> EXERCISE DATA

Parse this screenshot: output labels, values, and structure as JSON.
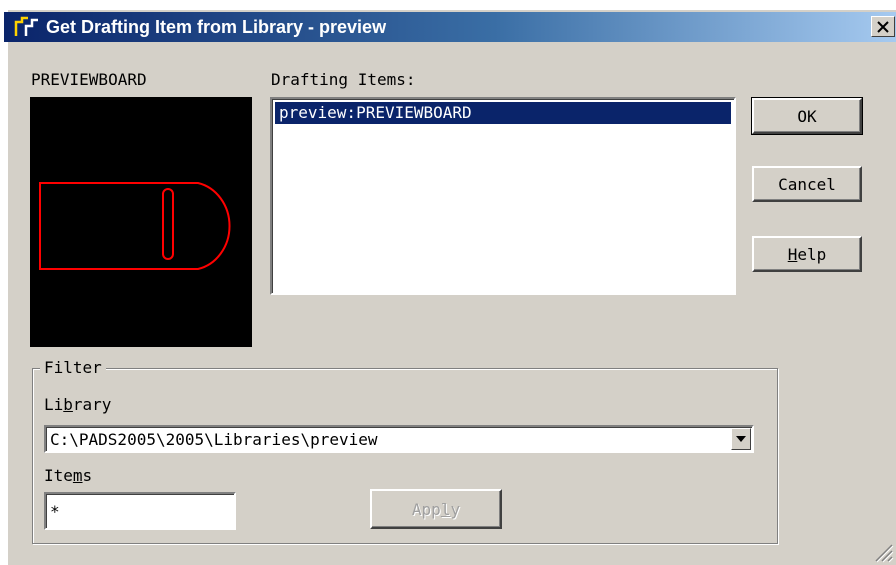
{
  "window": {
    "title": "Get Drafting Item from Library - preview",
    "close_glyph": "✕",
    "title_gradient": [
      "#0a246a",
      "#3a6ea5",
      "#a6caf0"
    ],
    "face_color": "#d4d0c8"
  },
  "preview": {
    "label": "PREVIEWBOARD",
    "background": "#000000",
    "stroke_color": "#ff0000"
  },
  "drafting_items": {
    "label": "Drafting Items:",
    "items": [
      "preview:PREVIEWBOARD"
    ],
    "selected_index": 0,
    "selection_color": "#0a246a"
  },
  "buttons": {
    "ok": "OK",
    "cancel": "Cancel",
    "help_pre": "",
    "help_mnemonic": "H",
    "help_post": "elp"
  },
  "filter": {
    "legend": "Filter",
    "library_label_pre": "Li",
    "library_label_mnemonic": "b",
    "library_label_post": "rary",
    "library_value": "C:\\PADS2005\\2005\\Libraries\\preview",
    "items_label_pre": "Ite",
    "items_label_mnemonic": "m",
    "items_label_post": "s",
    "items_value": "*",
    "apply_pre": "App",
    "apply_mnemonic": "l",
    "apply_post": "y"
  },
  "icons": {
    "app": "app-icon",
    "close": "close-icon",
    "dropdown": "chevron-down-icon",
    "grip": "resize-grip-icon"
  }
}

> TASK
Leave the pictures out and output the rest of the listing exactly.

> EXERCISE RESULT
Parse this screenshot: output labels, values, and structure as JSON.
{
  "window": {
    "title": "Get Drafting Item from Library - preview",
    "close_glyph": "✕",
    "title_gradient": [
      "#0a246a",
      "#3a6ea5",
      "#a6caf0"
    ],
    "face_color": "#d4d0c8"
  },
  "preview": {
    "label": "PREVIEWBOARD",
    "background": "#000000",
    "stroke_color": "#ff0000"
  },
  "drafting_items": {
    "label": "Drafting Items:",
    "items": [
      "preview:PREVIEWBOARD"
    ],
    "selected_index": 0,
    "selection_color": "#0a246a"
  },
  "buttons": {
    "ok": "OK",
    "cancel": "Cancel",
    "help_pre": "",
    "help_mnemonic": "H",
    "help_post": "elp"
  },
  "filter": {
    "legend": "Filter",
    "library_label_pre": "Li",
    "library_label_mnemonic": "b",
    "library_label_post": "rary",
    "library_value": "C:\\PADS2005\\2005\\Libraries\\preview",
    "items_label_pre": "Ite",
    "items_label_mnemonic": "m",
    "items_label_post": "s",
    "items_value": "*",
    "apply_pre": "App",
    "apply_mnemonic": "l",
    "apply_post": "y"
  },
  "icons": {
    "app": "app-icon",
    "close": "close-icon",
    "dropdown": "chevron-down-icon",
    "grip": "resize-grip-icon"
  }
}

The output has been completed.